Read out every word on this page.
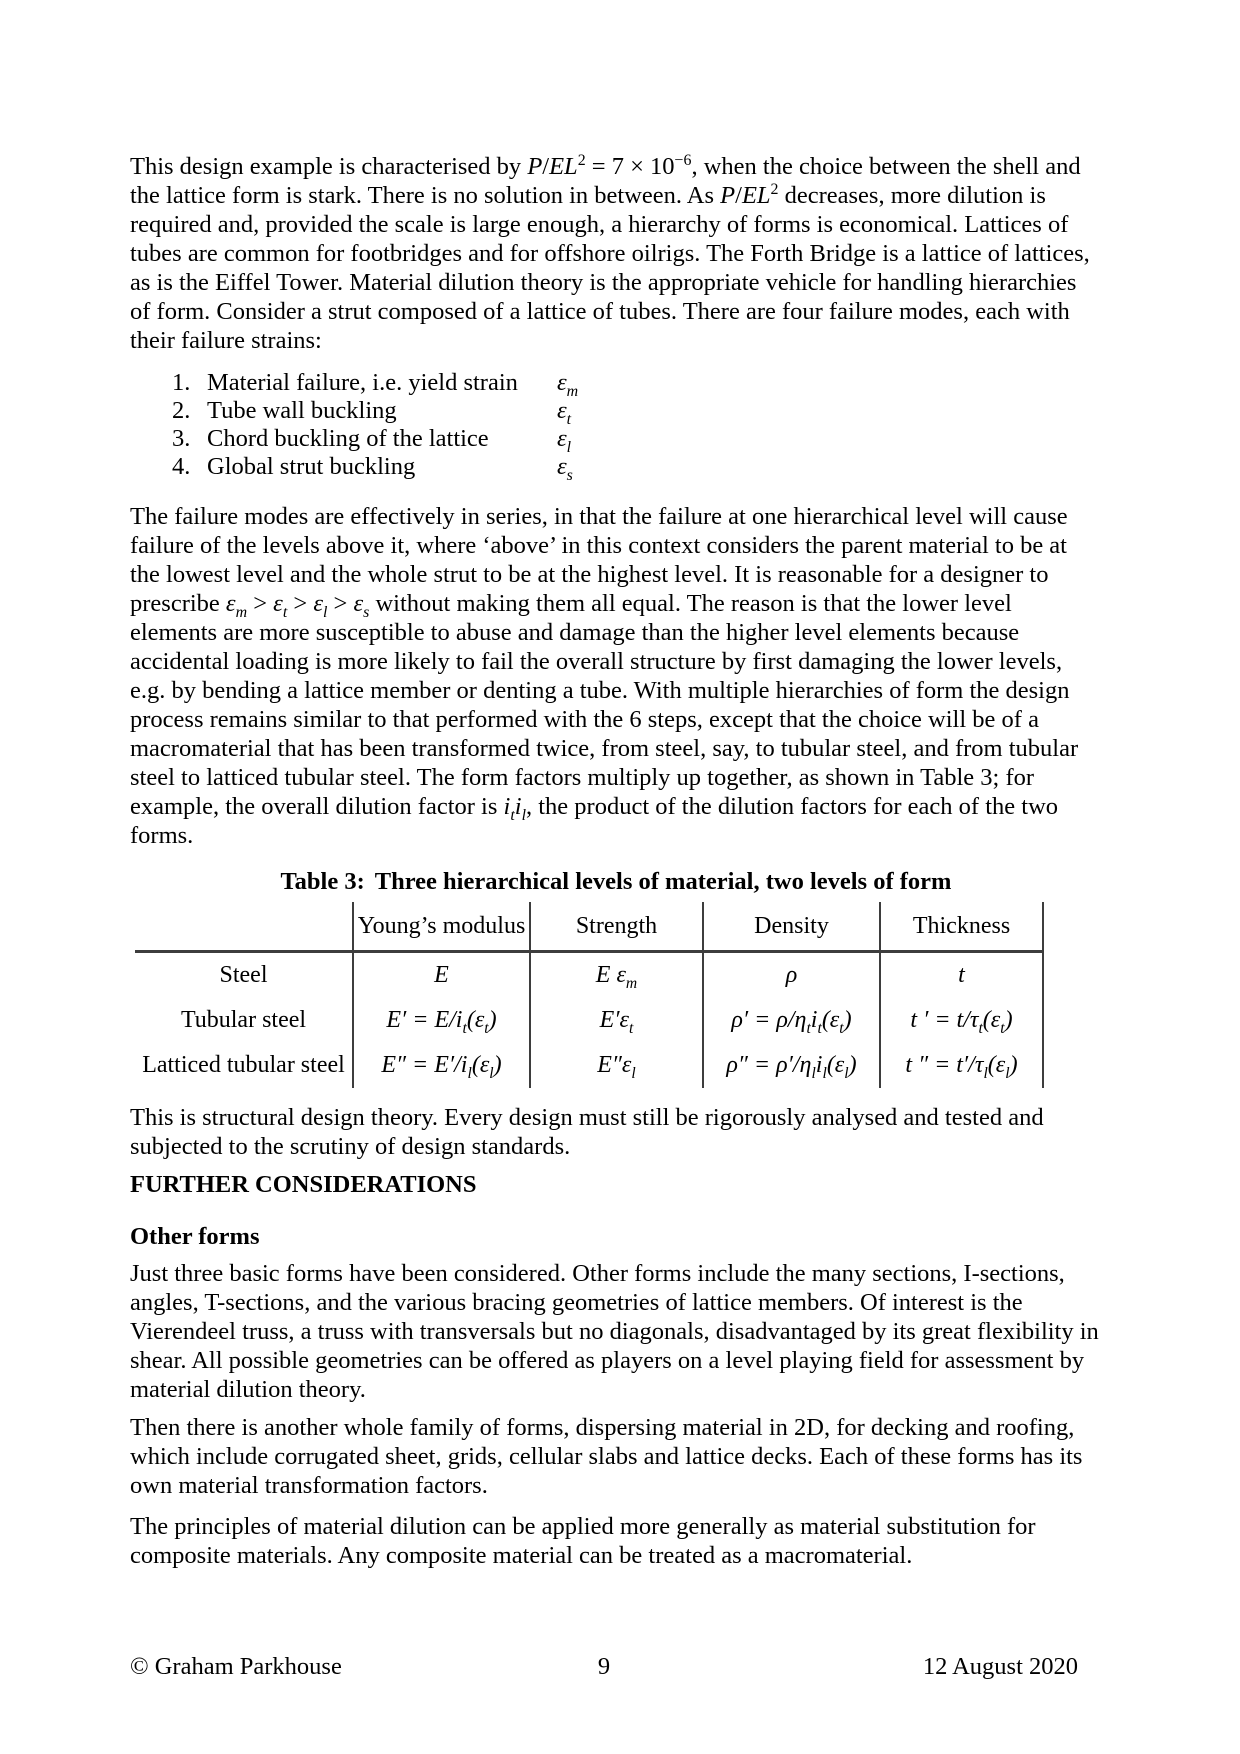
This design example is characterised by $P/EL^2 = 7 \times 10^{-6}$, when the choice between the shell and the lattice form is stark. There is no solution in between. As $P/EL^2$ decreases, more dilution is required and, provided the scale is large enough, a hierarchy of forms is economical. Lattices of tubes are common for footbridges and for offshore oilrigs. The Forth Bridge is a lattice of lattices, as is the Eiffel Tower. Material dilution theory is the appropriate vehicle for handling hierarchies of form. Consider a strut composed of a lattice of tubes. There are four failure modes, each with their failure strains:

1. Material failure, i.e. yield strain	$\varepsilon_m$
2. Tube wall buckling	$\varepsilon_t$
3. Chord buckling of the lattice	$\varepsilon_l$
4. Global strut buckling	$\varepsilon_s$

The failure modes are effectively in series, in that the failure at one hierarchical level will cause failure of the levels above it, where ‘above’ in this context considers the parent material to be at the lowest level and the whole strut to be at the highest level. It is reasonable for a designer to prescribe $\varepsilon_m > \varepsilon_t > \varepsilon_l > \varepsilon_s$ without making them all equal. The reason is that the lower level elements are more susceptible to abuse and damage than the higher level elements because accidental loading is more likely to fail the overall structure by first damaging the lower levels, e.g. by bending a lattice member or denting a tube. With multiple hierarchies of form the design process remains similar to that performed with the 6 steps, except that the choice will be of a macromaterial that has been transformed twice, from steel, say, to tubular steel, and from tubular steel to latticed tubular steel. The form factors multiply up together, as shown in Table 3; for example, the overall dilution factor is $i_ti_l$, the product of the dilution factors for each of the two forms.

Table 3: Three hierarchical levels of material, two levels of form
	Young’s modulus	Strength	Density	Thickness
Steel	E	E $\varepsilon_m$	ρ	t
Tubular steel	$E' = E/i_t(\varepsilon_t)$	$E'\varepsilon_t$	$\rho' = \rho/\eta_ti_t(\varepsilon_t)$	t ′ = $t/\tau_t(\varepsilon_t)$
Latticed tubular steel	$E'' = E'/i_l(\varepsilon_l)$	$E''\varepsilon_l$	$\rho'' = \rho'/\eta_li_l(\varepsilon_l)$	t ″ = $t'/\tau_l(\varepsilon_l)$

This is structural design theory. Every design must still be rigorously analysed and tested and subjected to the scrutiny of design standards.

FURTHER CONSIDERATIONS
Other forms

Just three basic forms have been considered. Other forms include the many sections, I-sections, angles, T-sections, and the various bracing geometries of lattice members. Of interest is the Vierendeel truss, a truss with transversals but no diagonals, disadvantaged by its great flexibility in shear. All possible geometries can be offered as players on a level playing field for assessment by material dilution theory.

Then there is another whole family of forms, dispersing material in 2D, for decking and roofing, which include corrugated sheet, grids, cellular slabs and lattice decks. Each of these forms has its own material transformation factors.

The principles of material dilution can be applied more generally as material substitution for composite materials. Any composite material can be treated as a macromaterial.

© Graham Parkhouse	9	12 August 2020
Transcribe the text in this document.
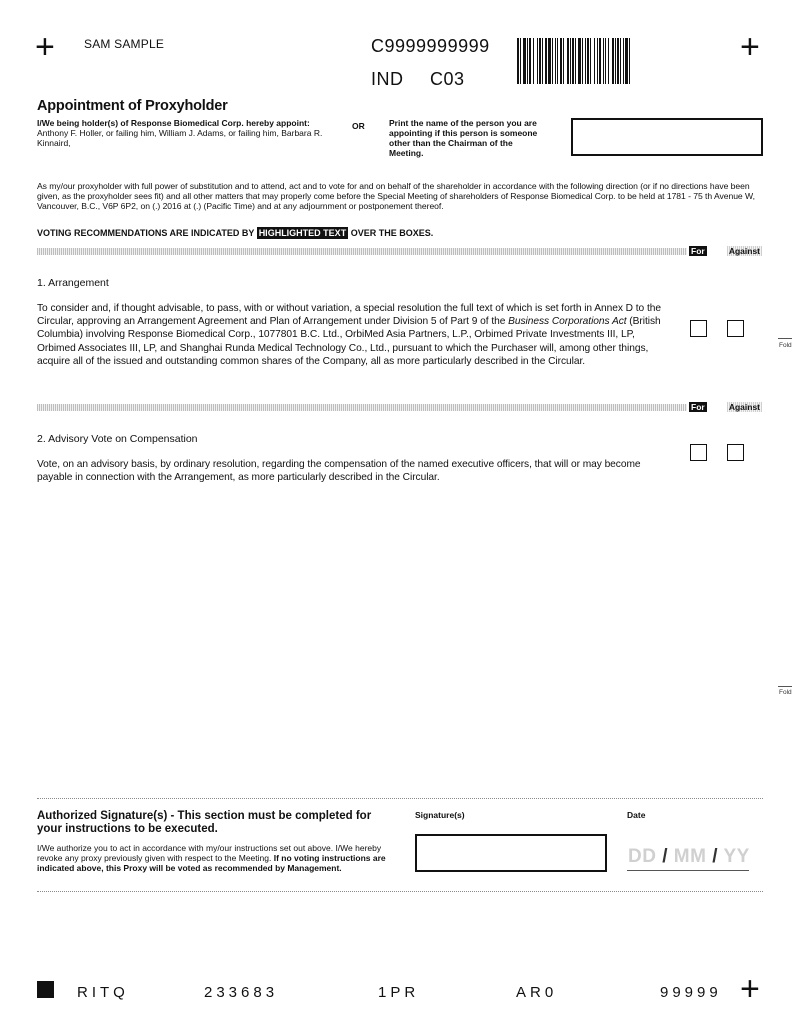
+	+
+
SAM SAMPLE	C9999999999
IND C03
Appointment of Proxyholder
I/We being holder(s) of Response Biomedical Corp. hereby appoint:
Anthony F. Holler, or failing him, William J. Adams, or failing him, Barbara R. Kinnaird,
OR	Print the name of the person you are appointing if this person is someone other than the Chairman of the Meeting.
As my/our proxyholder with full power of substitution and to attend, act and to vote for and on behalf of the shareholder in accordance with the following direction (or if no directions have been given, as the proxyholder sees fit) and all other matters that may properly come before the Special Meeting of shareholders of Response Biomedical Corp. to be held at 1781 - 75 th Avenue W, Vancouver, B.C., V6P 6P2, on (.) 2016 at (.) (Pacific Time) and at any adjournment or postponement thereof.
VOTING RECOMMENDATIONS ARE INDICATED BY HIGHLIGHTED TEXT OVER THE BOXES.
For	Against
1. Arrangement
To consider and, if thought advisable, to pass, with or without variation, a special resolution the full text of which is set forth in Annex D to the Circular, approving an Arrangement Agreement and Plan of Arrangement under Division 5 of Part 9 of the Business Corporations Act (British Columbia) involving Response Biomedical Corp., 1077801 B.C. Ltd., OrbiMed Asia Partners, L.P., Orbimed Private Investments III, LP, Orbimed Associates III, LP, and Shanghai Runda Medical Technology Co., Ltd., pursuant to which the Purchaser will, among other things, acquire all of the issued and outstanding common shares of the Company, all as more particularly described in the Circular.
Fold
For	Against
2. Advisory Vote on Compensation
Vote, on an advisory basis, by ordinary resolution, regarding the compensation of the named executive officers, that will or may become payable in connection with the Arrangement, as more particularly described in the Circular.
Fold
Authorized Signature(s) - This section must be completed for your instructions to be executed.
I/We authorize you to act in accordance with my/our instructions set out above. I/We hereby revoke any proxy previously given with respect to the Meeting. If no voting instructions are indicated above, this Proxy will be voted as recommended by Management.
Signature(s)	Date
DD / MM / YY
RITQ	233683	1PR	AR0	99999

■ EXERCISE GOAL
All of the lines above should be retyped precisely, apart from the pictures.

■ RESPONSE FOR THIS EXERCISE
Read out every word on this page.
This design example is characterised by $P/EL^2 = 7 \times 10^{-6}$, when the choice between the shell and the lattice form is stark. There is no solution in between. As $P/EL^2$ decreases, more dilution is required and, provided the scale is large enough, a hierarchy of forms is economical. Lattices of tubes are common for footbridges and for offshore oilrigs. The Forth Bridge is a lattice of lattices, as is the Eiffel Tower. Material dilution theory is the appropriate vehicle for handling hierarchies of form. Consider a strut composed of a lattice of tubes. There are four failure modes, each with their failure strains:

1. Material failure, i.e. yield strain	$\varepsilon_m$
2. Tube wall buckling	$\varepsilon_t$
3. Chord buckling of the lattice	$\varepsilon_l$
4. Global strut buckling	$\varepsilon_s$

The failure modes are effectively in series, in that the failure at one hierarchical level will cause failure of the levels above it, where ‘above’ in this context considers the parent material to be at the lowest level and the whole strut to be at the highest level. It is reasonable for a designer to prescribe $\varepsilon_m > \varepsilon_t > \varepsilon_l > \varepsilon_s$ without making them all equal. The reason is that the lower level elements are more susceptible to abuse and damage than the higher level elements because accidental loading is more likely to fail the overall structure by first damaging the lower levels, e.g. by bending a lattice member or denting a tube. With multiple hierarchies of form the design process remains similar to that performed with the 6 steps, except that the choice will be of a macromaterial that has been transformed twice, from steel, say, to tubular steel, and from tubular steel to latticed tubular steel. The form factors multiply up together, as shown in Table 3; for example, the overall dilution factor is $i_ti_l$, the product of the dilution factors for each of the two forms.

Table 3: Three hierarchical levels of material, two levels of form
	Young’s modulus	Strength	Density	Thickness
Steel	E	E $\varepsilon_m$	ρ	t
Tubular steel	$E' = E/i_t(\varepsilon_t)$	$E'\varepsilon_t$	$\rho' = \rho/\eta_ti_t(\varepsilon_t)$	t ′ = $t/\tau_t(\varepsilon_t)$
Latticed tubular steel	$E'' = E'/i_l(\varepsilon_l)$	$E''\varepsilon_l$	$\rho'' = \rho'/\eta_li_l(\varepsilon_l)$	t ″ = $t'/\tau_l(\varepsilon_l)$

This is structural design theory. Every design must still be rigorously analysed and tested and subjected to the scrutiny of design standards.

FURTHER CONSIDERATIONS
Other forms

Just three basic forms have been considered. Other forms include the many sections, I-sections, angles, T-sections, and the various bracing geometries of lattice members. Of interest is the Vierendeel truss, a truss with transversals but no diagonals, disadvantaged by its great flexibility in shear. All possible geometries can be offered as players on a level playing field for assessment by material dilution theory.

Then there is another whole family of forms, dispersing material in 2D, for decking and roofing, which include corrugated sheet, grids, cellular slabs and lattice decks. Each of these forms has its own material transformation factors.

The principles of material dilution can be applied more generally as material substitution for composite materials. Any composite material can be treated as a macromaterial.

© Graham Parkhouse	9	12 August 2020
Transcribe the text in this document.
+	+
+
SAM SAMPLE	C9999999999
IND C03
Appointment of Proxyholder
I/We being holder(s) of Response Biomedical Corp. hereby appoint:
Anthony F. Holler, or failing him, William J. Adams, or failing him, Barbara R. Kinnaird,
OR	Print the name of the person you are appointing if this person is someone other than the Chairman of the Meeting.
As my/our proxyholder with full power of substitution and to attend, act and to vote for and on behalf of the shareholder in accordance with the following direction (or if no directions have been given, as the proxyholder sees fit) and all other matters that may properly come before the Special Meeting of shareholders of Response Biomedical Corp. to be held at 1781 - 75 th Avenue W, Vancouver, B.C., V6P 6P2, on (.) 2016 at (.) (Pacific Time) and at any adjournment or postponement thereof.
VOTING RECOMMENDATIONS ARE INDICATED BY HIGHLIGHTED TEXT OVER THE BOXES.
For	Against
1. Arrangement
To consider and, if thought advisable, to pass, with or without variation, a special resolution the full text of which is set forth in Annex D to the Circular, approving an Arrangement Agreement and Plan of Arrangement under Division 5 of Part 9 of the Business Corporations Act (British Columbia) involving Response Biomedical Corp., 1077801 B.C. Ltd., OrbiMed Asia Partners, L.P., Orbimed Private Investments III, LP, Orbimed Associates III, LP, and Shanghai Runda Medical Technology Co., Ltd., pursuant to which the Purchaser will, among other things, acquire all of the issued and outstanding common shares of the Company, all as more particularly described in the Circular.
Fold
For	Against
2. Advisory Vote on Compensation
Vote, on an advisory basis, by ordinary resolution, regarding the compensation of the named executive officers, that will or may become payable in connection with the Arrangement, as more particularly described in the Circular.
Fold
Authorized Signature(s) - This section must be completed for your instructions to be executed.
I/We authorize you to act in accordance with my/our instructions set out above. I/We hereby revoke any proxy previously given with respect to the Meeting. If no voting instructions are indicated above, this Proxy will be voted as recommended by Management.
Signature(s)	Date
DD / MM / YY
RITQ	233683	1PR	AR0	99999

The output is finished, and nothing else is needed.